[DO THIS]:
The required output is the exact sequence of lines from the line holding "Type out the text in this image." to the end of the records, inclusive.
----- AVAILABLE RECORDS
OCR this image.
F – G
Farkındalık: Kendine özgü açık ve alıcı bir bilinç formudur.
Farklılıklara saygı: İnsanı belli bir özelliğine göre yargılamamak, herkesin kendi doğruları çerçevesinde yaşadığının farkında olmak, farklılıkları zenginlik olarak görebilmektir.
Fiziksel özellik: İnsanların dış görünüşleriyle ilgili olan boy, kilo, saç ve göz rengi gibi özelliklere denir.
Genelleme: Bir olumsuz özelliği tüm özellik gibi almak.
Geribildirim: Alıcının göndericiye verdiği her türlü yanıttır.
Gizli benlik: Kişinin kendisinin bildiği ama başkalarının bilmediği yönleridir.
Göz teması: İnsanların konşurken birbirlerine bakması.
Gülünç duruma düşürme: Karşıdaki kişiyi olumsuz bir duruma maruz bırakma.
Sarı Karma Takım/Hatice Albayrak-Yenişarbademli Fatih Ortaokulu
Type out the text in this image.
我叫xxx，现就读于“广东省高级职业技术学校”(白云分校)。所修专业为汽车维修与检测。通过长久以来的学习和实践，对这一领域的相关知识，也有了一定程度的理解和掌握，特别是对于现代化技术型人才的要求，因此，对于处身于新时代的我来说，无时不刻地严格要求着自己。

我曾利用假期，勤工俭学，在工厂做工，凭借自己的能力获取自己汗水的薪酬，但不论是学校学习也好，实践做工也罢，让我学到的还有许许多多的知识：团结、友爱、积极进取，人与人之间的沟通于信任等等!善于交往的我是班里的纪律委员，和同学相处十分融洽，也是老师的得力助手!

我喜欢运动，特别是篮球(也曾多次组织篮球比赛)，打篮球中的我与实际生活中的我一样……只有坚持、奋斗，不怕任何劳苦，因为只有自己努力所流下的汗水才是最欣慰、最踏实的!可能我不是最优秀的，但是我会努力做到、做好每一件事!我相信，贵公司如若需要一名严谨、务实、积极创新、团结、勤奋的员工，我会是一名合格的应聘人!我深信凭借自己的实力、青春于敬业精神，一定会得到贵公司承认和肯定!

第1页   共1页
----------
[FULL SOLUTION]:
Type out the text in this image.
我叫xxx，现就读于“广东省高级职业技术学校”(白云分校)。所修专业为汽车维修与检测。通过长久以来的学习和实践，对这一领域的相关知识，也有了一定程度的理解和掌握，特别是对于现代化技术型人才的要求，因此，对于处身于新时代的我来说，无时不刻地严格要求着自己。

我曾利用假期，勤工俭学，在工厂做工，凭借自己的能力获取自己汗水的薪酬，但不论是学校学习也好，实践做工也罢，让我学到的还有许许多多的知识：团结、友爱、积极进取，人与人之间的沟通于信任等等!善于交往的我是班里的纪律委员，和同学相处十分融洽，也是老师的得力助手!

我喜欢运动，特别是篮球(也曾多次组织篮球比赛)，打篮球中的我与实际生活中的我一样……只有坚持、奋斗，不怕任何劳苦，因为只有自己努力所流下的汗水才是最欣慰、最踏实的!可能我不是最优秀的，但是我会努力做到、做好每一件事!我相信，贵公司如若需要一名严谨、务实、积极创新、团结、勤奋的员工，我会是一名合格的应聘人!我深信凭借自己的实力、青春于敬业精神，一定会得到贵公司承认和肯定!

第1页   共1页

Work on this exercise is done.